## START

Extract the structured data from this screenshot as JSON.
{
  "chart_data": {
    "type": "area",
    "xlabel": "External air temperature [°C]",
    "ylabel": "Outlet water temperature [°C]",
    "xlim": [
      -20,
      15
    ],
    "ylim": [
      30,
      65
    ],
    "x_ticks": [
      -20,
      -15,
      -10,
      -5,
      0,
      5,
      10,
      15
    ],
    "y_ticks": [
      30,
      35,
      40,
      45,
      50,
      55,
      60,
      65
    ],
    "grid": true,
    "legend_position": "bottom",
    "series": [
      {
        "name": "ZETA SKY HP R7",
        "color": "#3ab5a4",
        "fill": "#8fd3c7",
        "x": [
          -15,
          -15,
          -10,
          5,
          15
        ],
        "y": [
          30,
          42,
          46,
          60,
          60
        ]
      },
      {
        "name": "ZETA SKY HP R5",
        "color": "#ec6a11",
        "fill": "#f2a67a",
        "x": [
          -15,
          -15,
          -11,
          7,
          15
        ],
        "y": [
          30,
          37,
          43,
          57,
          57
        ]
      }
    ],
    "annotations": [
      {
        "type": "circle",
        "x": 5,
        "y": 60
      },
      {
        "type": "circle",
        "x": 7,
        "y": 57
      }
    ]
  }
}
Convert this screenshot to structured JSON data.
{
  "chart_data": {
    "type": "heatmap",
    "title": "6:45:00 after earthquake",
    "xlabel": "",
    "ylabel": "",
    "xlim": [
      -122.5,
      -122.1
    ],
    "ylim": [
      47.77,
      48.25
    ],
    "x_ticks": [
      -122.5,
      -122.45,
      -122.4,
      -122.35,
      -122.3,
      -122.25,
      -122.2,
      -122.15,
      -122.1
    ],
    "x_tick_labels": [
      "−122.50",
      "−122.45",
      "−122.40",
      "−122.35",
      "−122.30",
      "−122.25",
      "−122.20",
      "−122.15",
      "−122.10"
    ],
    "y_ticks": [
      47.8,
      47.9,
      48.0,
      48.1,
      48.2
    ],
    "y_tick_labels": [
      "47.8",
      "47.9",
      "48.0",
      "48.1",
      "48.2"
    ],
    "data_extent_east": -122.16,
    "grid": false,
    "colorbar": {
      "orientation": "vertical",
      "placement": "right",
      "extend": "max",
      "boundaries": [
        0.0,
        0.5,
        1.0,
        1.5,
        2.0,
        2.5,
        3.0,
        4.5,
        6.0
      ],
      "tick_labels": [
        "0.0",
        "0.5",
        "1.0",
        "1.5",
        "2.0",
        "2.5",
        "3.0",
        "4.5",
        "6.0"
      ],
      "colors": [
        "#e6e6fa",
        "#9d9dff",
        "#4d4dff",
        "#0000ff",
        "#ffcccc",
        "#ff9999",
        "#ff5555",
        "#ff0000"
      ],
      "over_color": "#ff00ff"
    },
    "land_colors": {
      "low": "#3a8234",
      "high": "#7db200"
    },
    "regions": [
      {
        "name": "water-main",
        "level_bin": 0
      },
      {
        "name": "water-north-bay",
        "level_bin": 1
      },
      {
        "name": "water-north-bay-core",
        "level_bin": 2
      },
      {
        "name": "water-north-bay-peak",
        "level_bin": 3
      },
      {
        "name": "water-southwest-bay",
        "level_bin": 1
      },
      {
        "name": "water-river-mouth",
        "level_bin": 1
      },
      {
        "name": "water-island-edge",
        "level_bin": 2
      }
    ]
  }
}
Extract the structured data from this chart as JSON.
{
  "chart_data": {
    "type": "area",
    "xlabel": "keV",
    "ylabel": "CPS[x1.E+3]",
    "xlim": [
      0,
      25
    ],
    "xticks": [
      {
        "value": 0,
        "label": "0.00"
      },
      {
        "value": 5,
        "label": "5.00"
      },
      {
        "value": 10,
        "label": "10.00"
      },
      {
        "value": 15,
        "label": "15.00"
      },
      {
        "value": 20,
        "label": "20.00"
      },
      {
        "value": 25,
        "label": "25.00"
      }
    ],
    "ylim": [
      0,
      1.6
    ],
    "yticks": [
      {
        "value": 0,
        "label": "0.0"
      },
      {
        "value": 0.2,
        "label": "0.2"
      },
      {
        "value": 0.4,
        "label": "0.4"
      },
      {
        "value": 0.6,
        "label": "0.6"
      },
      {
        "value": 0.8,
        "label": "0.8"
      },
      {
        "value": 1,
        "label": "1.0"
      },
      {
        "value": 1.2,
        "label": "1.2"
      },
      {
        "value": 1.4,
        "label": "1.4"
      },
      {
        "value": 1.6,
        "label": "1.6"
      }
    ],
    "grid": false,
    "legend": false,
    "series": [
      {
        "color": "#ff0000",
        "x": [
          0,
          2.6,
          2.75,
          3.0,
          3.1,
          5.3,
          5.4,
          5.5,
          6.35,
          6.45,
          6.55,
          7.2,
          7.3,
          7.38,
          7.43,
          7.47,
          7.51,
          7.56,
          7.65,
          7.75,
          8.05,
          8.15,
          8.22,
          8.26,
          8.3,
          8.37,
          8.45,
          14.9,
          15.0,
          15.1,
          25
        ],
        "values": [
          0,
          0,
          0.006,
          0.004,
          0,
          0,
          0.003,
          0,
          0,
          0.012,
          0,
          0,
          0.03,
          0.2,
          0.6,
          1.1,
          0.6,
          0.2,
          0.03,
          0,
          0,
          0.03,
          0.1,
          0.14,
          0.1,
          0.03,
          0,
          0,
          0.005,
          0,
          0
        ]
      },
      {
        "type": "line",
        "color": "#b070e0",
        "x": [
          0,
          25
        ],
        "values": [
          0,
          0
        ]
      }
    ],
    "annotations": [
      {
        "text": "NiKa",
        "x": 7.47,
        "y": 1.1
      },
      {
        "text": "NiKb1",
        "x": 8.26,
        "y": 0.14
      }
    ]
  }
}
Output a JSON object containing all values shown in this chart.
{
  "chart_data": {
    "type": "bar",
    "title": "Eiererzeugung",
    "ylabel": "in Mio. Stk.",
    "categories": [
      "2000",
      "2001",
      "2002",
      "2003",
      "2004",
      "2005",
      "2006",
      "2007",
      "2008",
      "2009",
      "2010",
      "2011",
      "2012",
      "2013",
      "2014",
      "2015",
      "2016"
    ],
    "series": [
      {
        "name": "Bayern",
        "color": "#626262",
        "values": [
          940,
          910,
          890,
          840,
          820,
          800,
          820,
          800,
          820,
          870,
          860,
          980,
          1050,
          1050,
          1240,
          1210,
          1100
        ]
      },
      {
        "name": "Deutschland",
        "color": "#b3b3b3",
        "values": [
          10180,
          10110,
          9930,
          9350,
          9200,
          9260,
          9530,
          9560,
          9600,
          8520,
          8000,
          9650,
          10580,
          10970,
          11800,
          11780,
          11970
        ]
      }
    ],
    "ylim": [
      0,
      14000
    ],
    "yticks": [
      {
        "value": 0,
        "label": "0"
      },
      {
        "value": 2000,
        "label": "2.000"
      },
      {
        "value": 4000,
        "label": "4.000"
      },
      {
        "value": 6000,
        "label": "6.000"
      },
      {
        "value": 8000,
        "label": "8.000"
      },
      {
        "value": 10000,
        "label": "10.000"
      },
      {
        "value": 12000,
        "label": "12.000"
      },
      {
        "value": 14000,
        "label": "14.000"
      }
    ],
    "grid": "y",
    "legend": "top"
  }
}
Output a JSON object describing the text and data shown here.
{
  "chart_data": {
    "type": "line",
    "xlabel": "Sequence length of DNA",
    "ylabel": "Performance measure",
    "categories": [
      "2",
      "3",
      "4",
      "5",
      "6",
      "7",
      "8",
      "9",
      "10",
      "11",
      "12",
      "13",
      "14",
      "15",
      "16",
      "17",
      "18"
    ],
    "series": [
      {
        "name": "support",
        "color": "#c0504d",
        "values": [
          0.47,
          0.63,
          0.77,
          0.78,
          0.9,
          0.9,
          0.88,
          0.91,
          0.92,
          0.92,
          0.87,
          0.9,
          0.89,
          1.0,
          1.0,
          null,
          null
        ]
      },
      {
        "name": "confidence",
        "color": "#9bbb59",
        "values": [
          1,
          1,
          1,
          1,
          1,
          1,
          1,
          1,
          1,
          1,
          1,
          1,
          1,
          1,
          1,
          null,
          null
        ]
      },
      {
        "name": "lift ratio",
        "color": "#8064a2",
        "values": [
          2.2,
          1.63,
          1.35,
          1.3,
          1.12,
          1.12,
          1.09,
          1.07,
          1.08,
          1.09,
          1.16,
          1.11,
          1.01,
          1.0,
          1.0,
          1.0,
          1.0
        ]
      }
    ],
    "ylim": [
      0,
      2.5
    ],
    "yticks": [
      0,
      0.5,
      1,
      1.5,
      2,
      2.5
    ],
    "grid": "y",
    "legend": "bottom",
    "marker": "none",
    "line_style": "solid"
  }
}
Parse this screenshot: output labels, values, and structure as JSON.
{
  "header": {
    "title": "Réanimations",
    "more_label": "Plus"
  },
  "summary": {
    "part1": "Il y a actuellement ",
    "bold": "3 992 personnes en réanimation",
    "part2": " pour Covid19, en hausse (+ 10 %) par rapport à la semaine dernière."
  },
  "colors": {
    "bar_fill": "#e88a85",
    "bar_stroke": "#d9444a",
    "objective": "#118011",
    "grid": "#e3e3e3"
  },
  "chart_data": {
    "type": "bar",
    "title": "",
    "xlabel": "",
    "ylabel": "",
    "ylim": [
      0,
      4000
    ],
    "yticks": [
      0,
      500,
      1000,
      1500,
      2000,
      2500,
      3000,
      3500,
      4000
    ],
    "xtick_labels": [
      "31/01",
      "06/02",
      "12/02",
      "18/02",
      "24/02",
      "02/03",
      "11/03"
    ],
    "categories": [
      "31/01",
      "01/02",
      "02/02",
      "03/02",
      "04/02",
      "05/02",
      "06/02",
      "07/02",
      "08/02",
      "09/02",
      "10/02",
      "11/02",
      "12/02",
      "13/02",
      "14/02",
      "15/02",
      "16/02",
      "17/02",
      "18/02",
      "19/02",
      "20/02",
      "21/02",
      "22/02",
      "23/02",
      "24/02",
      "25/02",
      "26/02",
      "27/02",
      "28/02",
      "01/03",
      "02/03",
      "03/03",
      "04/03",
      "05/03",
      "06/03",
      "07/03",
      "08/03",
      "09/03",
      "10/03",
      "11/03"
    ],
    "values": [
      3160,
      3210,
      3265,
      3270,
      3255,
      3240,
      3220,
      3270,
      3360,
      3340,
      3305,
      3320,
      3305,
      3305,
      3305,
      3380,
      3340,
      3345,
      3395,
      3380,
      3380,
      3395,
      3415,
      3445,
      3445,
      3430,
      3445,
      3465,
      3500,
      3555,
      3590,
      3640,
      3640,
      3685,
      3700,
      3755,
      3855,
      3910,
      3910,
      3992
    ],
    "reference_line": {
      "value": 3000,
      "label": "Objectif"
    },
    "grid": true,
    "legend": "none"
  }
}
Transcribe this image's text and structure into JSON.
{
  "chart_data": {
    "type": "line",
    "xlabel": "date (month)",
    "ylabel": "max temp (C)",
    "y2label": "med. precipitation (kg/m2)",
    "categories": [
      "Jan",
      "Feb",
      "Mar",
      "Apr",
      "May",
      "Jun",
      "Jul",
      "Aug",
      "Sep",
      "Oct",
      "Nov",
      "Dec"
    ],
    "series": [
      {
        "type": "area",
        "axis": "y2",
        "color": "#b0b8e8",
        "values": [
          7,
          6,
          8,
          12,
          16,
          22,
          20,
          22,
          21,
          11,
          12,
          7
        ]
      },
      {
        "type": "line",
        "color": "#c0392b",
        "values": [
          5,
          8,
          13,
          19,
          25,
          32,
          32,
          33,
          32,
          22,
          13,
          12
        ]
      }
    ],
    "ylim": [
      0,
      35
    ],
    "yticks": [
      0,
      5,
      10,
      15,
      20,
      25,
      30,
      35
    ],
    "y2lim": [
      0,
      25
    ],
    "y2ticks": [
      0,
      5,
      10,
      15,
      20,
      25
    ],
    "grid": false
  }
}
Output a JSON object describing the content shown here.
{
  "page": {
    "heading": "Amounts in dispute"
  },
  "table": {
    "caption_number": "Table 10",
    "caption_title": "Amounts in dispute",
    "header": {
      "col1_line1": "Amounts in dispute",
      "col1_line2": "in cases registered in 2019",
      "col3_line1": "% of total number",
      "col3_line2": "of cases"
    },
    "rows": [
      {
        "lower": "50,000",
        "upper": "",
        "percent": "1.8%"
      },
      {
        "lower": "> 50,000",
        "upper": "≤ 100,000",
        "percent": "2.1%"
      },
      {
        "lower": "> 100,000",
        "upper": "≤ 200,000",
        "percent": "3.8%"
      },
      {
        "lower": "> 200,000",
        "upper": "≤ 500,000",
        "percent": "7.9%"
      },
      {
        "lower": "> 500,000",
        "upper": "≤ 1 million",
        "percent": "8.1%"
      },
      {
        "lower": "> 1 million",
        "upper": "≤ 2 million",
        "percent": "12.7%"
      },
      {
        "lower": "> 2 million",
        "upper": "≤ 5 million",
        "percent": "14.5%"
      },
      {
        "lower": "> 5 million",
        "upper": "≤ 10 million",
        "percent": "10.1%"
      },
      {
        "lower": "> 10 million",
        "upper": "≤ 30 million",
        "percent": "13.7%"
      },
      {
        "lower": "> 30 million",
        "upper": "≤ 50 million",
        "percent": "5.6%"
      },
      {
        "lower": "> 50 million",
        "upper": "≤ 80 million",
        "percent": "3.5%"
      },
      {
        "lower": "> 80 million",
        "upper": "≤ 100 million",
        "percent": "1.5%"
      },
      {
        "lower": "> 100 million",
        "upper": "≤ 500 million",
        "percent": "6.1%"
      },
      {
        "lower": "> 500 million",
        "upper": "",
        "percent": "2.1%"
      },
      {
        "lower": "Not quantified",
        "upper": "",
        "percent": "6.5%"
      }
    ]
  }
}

## END

## EXERCISE GOAL
Report how many lines hold the string "Amounts", giving the number and nothing else.

## EXPECTED OUTPUT
3